Request
Retype each line exactly. Skip images.

☆ ☆ ☆ ☆ ☆ ☆ ☆

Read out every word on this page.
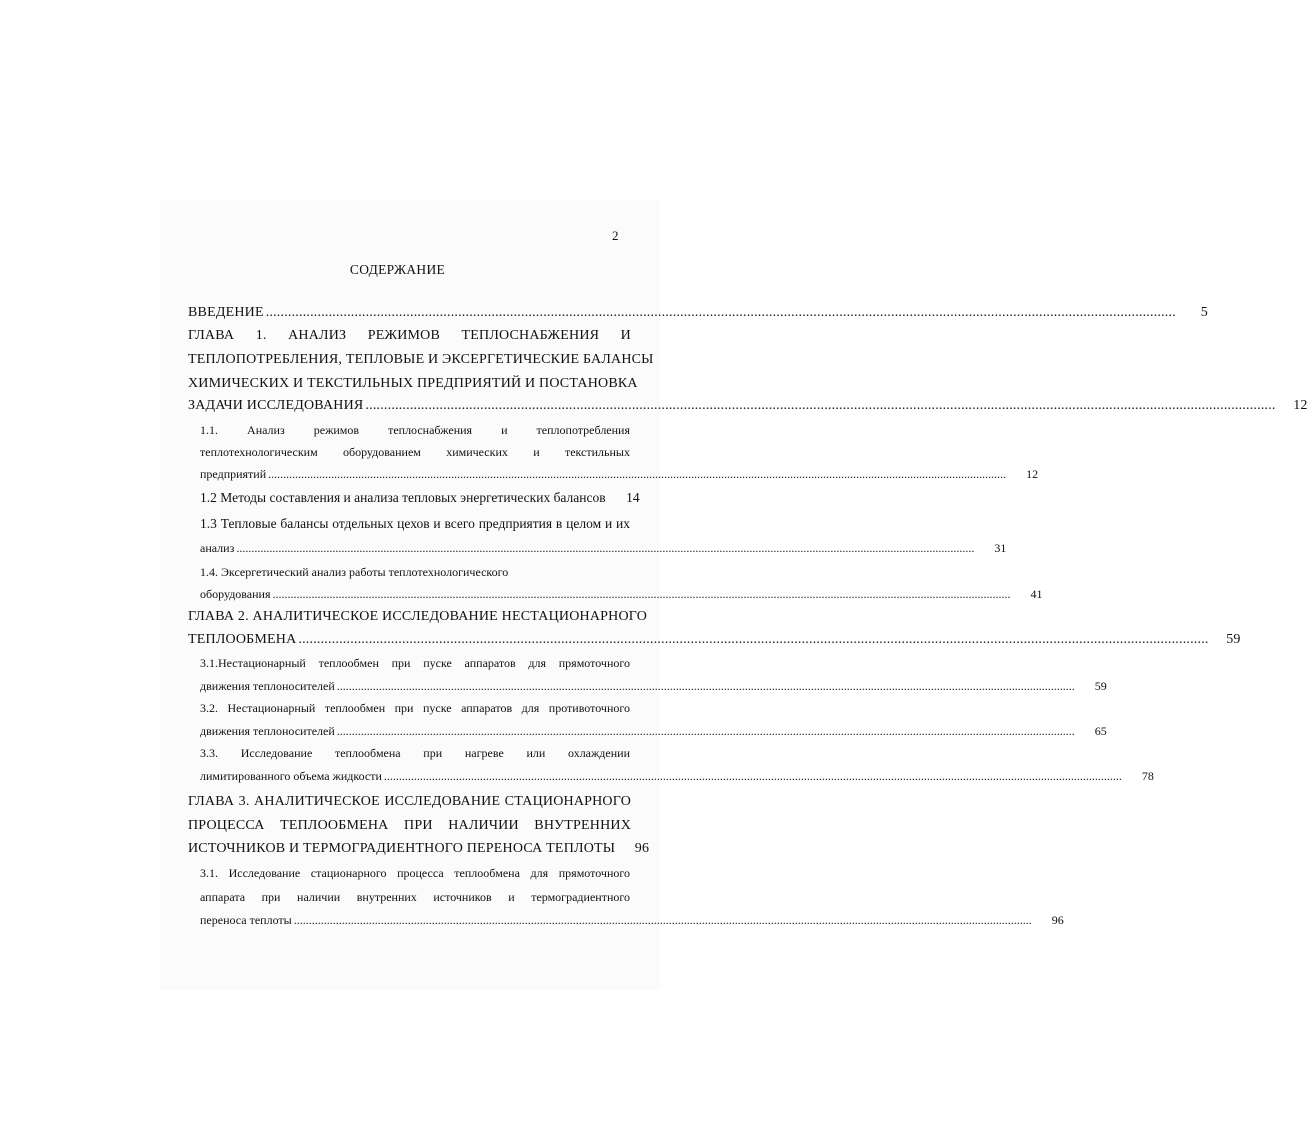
2
СОДЕРЖАНИЕ
ВВЕДЕНИЕ .....	5
ГЛАВА 1. АНАЛИЗ РЕЖИМОВ ТЕПЛОСНАБЖЕНИЯ И
ТЕПЛОПОТРЕБЛЕНИЯ, ТЕПЛОВЫЕ И ЭКСЕРГЕТИЧЕСКИЕ БАЛАНСЫ
ХИМИЧЕСКИХ И ТЕКСТИЛЬНЫХ ПРЕДПРИЯТИЙ И ПОСТАНОВКА
ЗАДАЧИ ИССЛЕДОВАНИЯ .....	12
1.1. Анализ режимов теплоснабжения и теплопотребления
теплотехнологическим оборудованием химических и текстильных
предприятий .....	12
1.2 Методы составления и анализа тепловых энергетических балансов	14
1.3 Тепловые балансы отдельных цехов и всего предприятия в целом и их
анализ .....	31
1.4. Эксергетический анализ работы теплотехнологического
оборудования .....	41
ГЛАВА 2. АНАЛИТИЧЕСКОЕ ИССЛЕДОВАНИЕ НЕСТАЦИОНАРНОГО
ТЕПЛООБМЕНА .....	59
3.1.Нестационарный теплообмен при пуске аппаратов для прямоточного
движения теплоносителей .....	59
3.2. Нестационарный теплообмен при пуске аппаратов для противоточного
движения теплоносителей .....	65
3.3. Исследование теплообмена при нагреве или охлаждении
лимитированного объема жидкости .....	78
ГЛАВА 3. АНАЛИТИЧЕСКОЕ ИССЛЕДОВАНИЕ СТАЦИОНАРНОГО
ПРОЦЕССА ТЕПЛООБМЕНА ПРИ НАЛИЧИИ ВНУТРЕННИХ
ИСТОЧНИКОВ И ТЕРМОГРАДИЕНТНОГО ПЕРЕНОСА ТЕПЛОТЫ	96
3.1. Исследование стационарного процесса теплообмена для прямоточного
аппарата при наличии внутренних источников и термоградиентного
переноса теплоты .....	96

☆ ☆ ☆ ☆ ☆ ☆ ☆

Response below
Read out every word on this page.
2
СОДЕРЖАНИЕ
ВВЕДЕНИЕ .....	5
ГЛАВА 1. АНАЛИЗ РЕЖИМОВ ТЕПЛОСНАБЖЕНИЯ И
ТЕПЛОПОТРЕБЛЕНИЯ, ТЕПЛОВЫЕ И ЭКСЕРГЕТИЧЕСКИЕ БАЛАНСЫ
ХИМИЧЕСКИХ И ТЕКСТИЛЬНЫХ ПРЕДПРИЯТИЙ И ПОСТАНОВКА
ЗАДАЧИ ИССЛЕДОВАНИЯ .....	12
1.1. Анализ режимов теплоснабжения и теплопотребления
теплотехнологическим оборудованием химических и текстильных
предприятий .....	12
1.2 Методы составления и анализа тепловых энергетических балансов	14
1.3 Тепловые балансы отдельных цехов и всего предприятия в целом и их
анализ .....	31
1.4. Эксергетический анализ работы теплотехнологического
оборудования .....	41
ГЛАВА 2. АНАЛИТИЧЕСКОЕ ИССЛЕДОВАНИЕ НЕСТАЦИОНАРНОГО
ТЕПЛООБМЕНА .....	59
3.1.Нестационарный теплообмен при пуске аппаратов для прямоточного
движения теплоносителей .....	59
3.2. Нестационарный теплообмен при пуске аппаратов для противоточного
движения теплоносителей .....	65
3.3. Исследование теплообмена при нагреве или охлаждении
лимитированного объема жидкости .....	78
ГЛАВА 3. АНАЛИТИЧЕСКОЕ ИССЛЕДОВАНИЕ СТАЦИОНАРНОГО
ПРОЦЕССА ТЕПЛООБМЕНА ПРИ НАЛИЧИИ ВНУТРЕННИХ
ИСТОЧНИКОВ И ТЕРМОГРАДИЕНТНОГО ПЕРЕНОСА ТЕПЛОТЫ	96
3.1. Исследование стационарного процесса теплообмена для прямоточного
аппарата при наличии внутренних источников и термоградиентного
переноса теплоты .....	96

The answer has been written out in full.